* _What you will do_: Restate each line of the listing exactly, without carrying over any pictures.
::: Material
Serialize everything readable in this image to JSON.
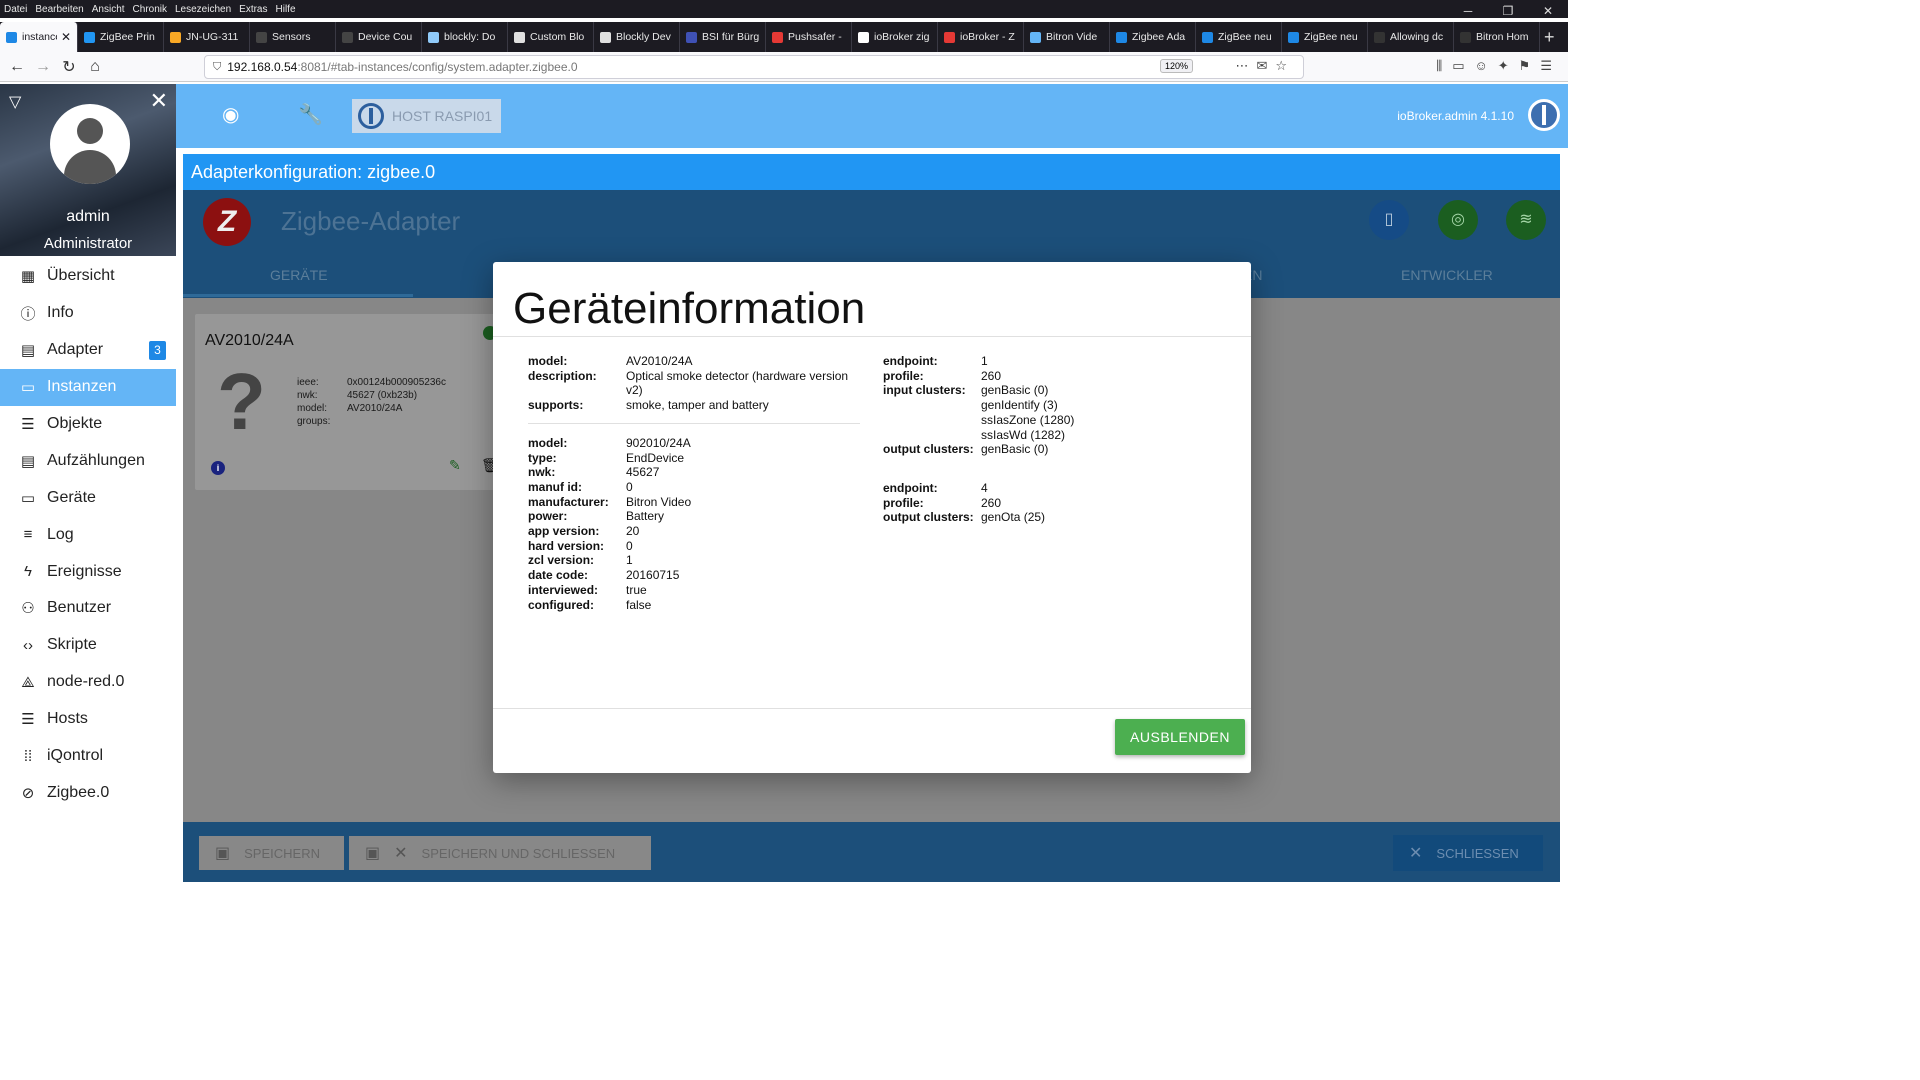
{
  "browser": {
    "menu": [
      "Datei",
      "Bearbeiten",
      "Ansicht",
      "Chronik",
      "Lesezeichen",
      "Extras",
      "Hilfe"
    ],
    "tabs": [
      {
        "label": "instance",
        "color": "#1e88e5"
      },
      {
        "label": "ZigBee Prin",
        "color": "#2196f3"
      },
      {
        "label": "JN-UG-311",
        "color": "#f9a825"
      },
      {
        "label": "Sensors",
        "color": "#444444"
      },
      {
        "label": "Device Cou",
        "color": "#444444"
      },
      {
        "label": "blockly: Do",
        "color": "#90caf9"
      },
      {
        "label": "Custom Blo",
        "color": "#e0e0e0"
      },
      {
        "label": "Blockly Dev",
        "color": "#e0e0e0"
      },
      {
        "label": "BSI für Bürg",
        "color": "#3f51b5"
      },
      {
        "label": "Pushsafer -",
        "color": "#e53935"
      },
      {
        "label": "ioBroker zig",
        "color": "#ffffff"
      },
      {
        "label": "ioBroker - Z",
        "color": "#e53935"
      },
      {
        "label": "Bitron Vide",
        "color": "#64b5f6"
      },
      {
        "label": "Zigbee Ada",
        "color": "#1e88e5"
      },
      {
        "label": "ZigBee neu",
        "color": "#1e88e5"
      },
      {
        "label": "ZigBee neu",
        "color": "#1e88e5"
      },
      {
        "label": "Allowing dc",
        "color": "#333333"
      },
      {
        "label": "Bitron Hom",
        "color": "#333333"
      }
    ],
    "url_host": "192.168.0.54",
    "url_path": ":8081/#tab-instances/config/system.adapter.zigbee.0",
    "zoom": "120%"
  },
  "sidebar": {
    "user_name": "admin",
    "user_role": "Administrator",
    "items": [
      {
        "label": "Übersicht",
        "icon": "grid-icon"
      },
      {
        "label": "Info",
        "icon": "info-icon"
      },
      {
        "label": "Adapter",
        "icon": "store-icon",
        "badge": "3"
      },
      {
        "label": "Instanzen",
        "icon": "instances-icon",
        "active": true
      },
      {
        "label": "Objekte",
        "icon": "list-icon"
      },
      {
        "label": "Aufzählungen",
        "icon": "enum-icon"
      },
      {
        "label": "Geräte",
        "icon": "devices-icon"
      },
      {
        "label": "Log",
        "icon": "log-icon"
      },
      {
        "label": "Ereignisse",
        "icon": "bolt-icon"
      },
      {
        "label": "Benutzer",
        "icon": "user-icon"
      },
      {
        "label": "Skripte",
        "icon": "code-icon"
      },
      {
        "label": "node-red.0",
        "icon": "nodered-icon"
      },
      {
        "label": "Hosts",
        "icon": "hosts-icon"
      },
      {
        "label": "iQontrol",
        "icon": "dots-icon"
      },
      {
        "label": "Zigbee.0",
        "icon": "zigbee-icon"
      }
    ]
  },
  "topbar": {
    "host_label": "HOST RASPI01",
    "version": "ioBroker.admin 4.1.10"
  },
  "config": {
    "title": "Adapterkonfiguration: zigbee.0",
    "adapter_title": "Zigbee-Adapter",
    "tabs": [
      "GERÄTE",
      "EN",
      "ENTWICKLER"
    ]
  },
  "device_card": {
    "title": "AV2010/24A",
    "fields": [
      {
        "k": "ieee:",
        "v": "0x00124b000905236c"
      },
      {
        "k": "nwk:",
        "v": "45627 (0xb23b)"
      },
      {
        "k": "model:",
        "v": "AV2010/24A"
      },
      {
        "k": "groups:",
        "v": ""
      }
    ]
  },
  "dialog": {
    "title": "Geräteinformation",
    "section1": [
      {
        "k": "model:",
        "v": "AV2010/24A"
      },
      {
        "k": "description:",
        "v": "Optical smoke detector (hardware version v2)"
      },
      {
        "k": "supports:",
        "v": "smoke, tamper and battery"
      }
    ],
    "section2": [
      {
        "k": "model:",
        "v": "902010/24A"
      },
      {
        "k": "type:",
        "v": "EndDevice"
      },
      {
        "k": "nwk:",
        "v": "45627"
      },
      {
        "k": "manuf id:",
        "v": "0"
      },
      {
        "k": "manufacturer:",
        "v": "Bitron Video"
      },
      {
        "k": "power:",
        "v": "Battery"
      },
      {
        "k": "app version:",
        "v": "20"
      },
      {
        "k": "hard version:",
        "v": "0"
      },
      {
        "k": "zcl version:",
        "v": "1"
      },
      {
        "k": "date code:",
        "v": "20160715"
      },
      {
        "k": "interviewed:",
        "v": "true"
      },
      {
        "k": "configured:",
        "v": "false"
      }
    ],
    "endpoint1": {
      "endpoint": "1",
      "profile": "260",
      "input_clusters": [
        "genBasic (0)",
        "genIdentify (3)",
        "ssIasZone (1280)",
        "ssIasWd (1282)"
      ],
      "output_clusters": [
        "genBasic (0)"
      ]
    },
    "endpoint2": {
      "endpoint": "4",
      "profile": "260",
      "output_clusters": [
        "genOta (25)"
      ]
    },
    "labels": {
      "endpoint": "endpoint:",
      "profile": "profile:",
      "input_clusters": "input clusters:",
      "output_clusters": "output clusters:"
    },
    "hide_button": "AUSBLENDEN"
  },
  "bottom": {
    "save": "SPEICHERN",
    "save_close": "SPEICHERN UND SCHLIESSEN",
    "close": "SCHLIESSEN"
  }
}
::::::
* _Written answer_:
Serialize everything readable in this image to JSON.
{
  "browser": {
    "menu": [
      "Datei",
      "Bearbeiten",
      "Ansicht",
      "Chronik",
      "Lesezeichen",
      "Extras",
      "Hilfe"
    ],
    "tabs": [
      {
        "label": "instance",
        "color": "#1e88e5"
      },
      {
        "label": "ZigBee Prin",
        "color": "#2196f3"
      },
      {
        "label": "JN-UG-311",
        "color": "#f9a825"
      },
      {
        "label": "Sensors",
        "color": "#444444"
      },
      {
        "label": "Device Cou",
        "color": "#444444"
      },
      {
        "label": "blockly: Do",
        "color": "#90caf9"
      },
      {
        "label": "Custom Blo",
        "color": "#e0e0e0"
      },
      {
        "label": "Blockly Dev",
        "color": "#e0e0e0"
      },
      {
        "label": "BSI für Bürg",
        "color": "#3f51b5"
      },
      {
        "label": "Pushsafer -",
        "color": "#e53935"
      },
      {
        "label": "ioBroker zig",
        "color": "#ffffff"
      },
      {
        "label": "ioBroker - Z",
        "color": "#e53935"
      },
      {
        "label": "Bitron Vide",
        "color": "#64b5f6"
      },
      {
        "label": "Zigbee Ada",
        "color": "#1e88e5"
      },
      {
        "label": "ZigBee neu",
        "color": "#1e88e5"
      },
      {
        "label": "ZigBee neu",
        "color": "#1e88e5"
      },
      {
        "label": "Allowing dc",
        "color": "#333333"
      },
      {
        "label": "Bitron Hom",
        "color": "#333333"
      }
    ],
    "url_host": "192.168.0.54",
    "url_path": ":8081/#tab-instances/config/system.adapter.zigbee.0",
    "zoom": "120%"
  },
  "sidebar": {
    "user_name": "admin",
    "user_role": "Administrator",
    "items": [
      {
        "label": "Übersicht",
        "icon": "grid-icon"
      },
      {
        "label": "Info",
        "icon": "info-icon"
      },
      {
        "label": "Adapter",
        "icon": "store-icon",
        "badge": "3"
      },
      {
        "label": "Instanzen",
        "icon": "instances-icon",
        "active": true
      },
      {
        "label": "Objekte",
        "icon": "list-icon"
      },
      {
        "label": "Aufzählungen",
        "icon": "enum-icon"
      },
      {
        "label": "Geräte",
        "icon": "devices-icon"
      },
      {
        "label": "Log",
        "icon": "log-icon"
      },
      {
        "label": "Ereignisse",
        "icon": "bolt-icon"
      },
      {
        "label": "Benutzer",
        "icon": "user-icon"
      },
      {
        "label": "Skripte",
        "icon": "code-icon"
      },
      {
        "label": "node-red.0",
        "icon": "nodered-icon"
      },
      {
        "label": "Hosts",
        "icon": "hosts-icon"
      },
      {
        "label": "iQontrol",
        "icon": "dots-icon"
      },
      {
        "label": "Zigbee.0",
        "icon": "zigbee-icon"
      }
    ]
  },
  "topbar": {
    "host_label": "HOST RASPI01",
    "version": "ioBroker.admin 4.1.10"
  },
  "config": {
    "title": "Adapterkonfiguration: zigbee.0",
    "adapter_title": "Zigbee-Adapter",
    "tabs": [
      "GERÄTE",
      "EN",
      "ENTWICKLER"
    ]
  },
  "device_card": {
    "title": "AV2010/24A",
    "fields": [
      {
        "k": "ieee:",
        "v": "0x00124b000905236c"
      },
      {
        "k": "nwk:",
        "v": "45627 (0xb23b)"
      },
      {
        "k": "model:",
        "v": "AV2010/24A"
      },
      {
        "k": "groups:",
        "v": ""
      }
    ]
  },
  "dialog": {
    "title": "Geräteinformation",
    "section1": [
      {
        "k": "model:",
        "v": "AV2010/24A"
      },
      {
        "k": "description:",
        "v": "Optical smoke detector (hardware version v2)"
      },
      {
        "k": "supports:",
        "v": "smoke, tamper and battery"
      }
    ],
    "section2": [
      {
        "k": "model:",
        "v": "902010/24A"
      },
      {
        "k": "type:",
        "v": "EndDevice"
      },
      {
        "k": "nwk:",
        "v": "45627"
      },
      {
        "k": "manuf id:",
        "v": "0"
      },
      {
        "k": "manufacturer:",
        "v": "Bitron Video"
      },
      {
        "k": "power:",
        "v": "Battery"
      },
      {
        "k": "app version:",
        "v": "20"
      },
      {
        "k": "hard version:",
        "v": "0"
      },
      {
        "k": "zcl version:",
        "v": "1"
      },
      {
        "k": "date code:",
        "v": "20160715"
      },
      {
        "k": "interviewed:",
        "v": "true"
      },
      {
        "k": "configured:",
        "v": "false"
      }
    ],
    "endpoint1": {
      "endpoint": "1",
      "profile": "260",
      "input_clusters": [
        "genBasic (0)",
        "genIdentify (3)",
        "ssIasZone (1280)",
        "ssIasWd (1282)"
      ],
      "output_clusters": [
        "genBasic (0)"
      ]
    },
    "endpoint2": {
      "endpoint": "4",
      "profile": "260",
      "output_clusters": [
        "genOta (25)"
      ]
    },
    "labels": {
      "endpoint": "endpoint:",
      "profile": "profile:",
      "input_clusters": "input clusters:",
      "output_clusters": "output clusters:"
    },
    "hide_button": "AUSBLENDEN"
  },
  "bottom": {
    "save": "SPEICHERN",
    "save_close": "SPEICHERN UND SCHLIESSEN",
    "close": "SCHLIESSEN"
  }
}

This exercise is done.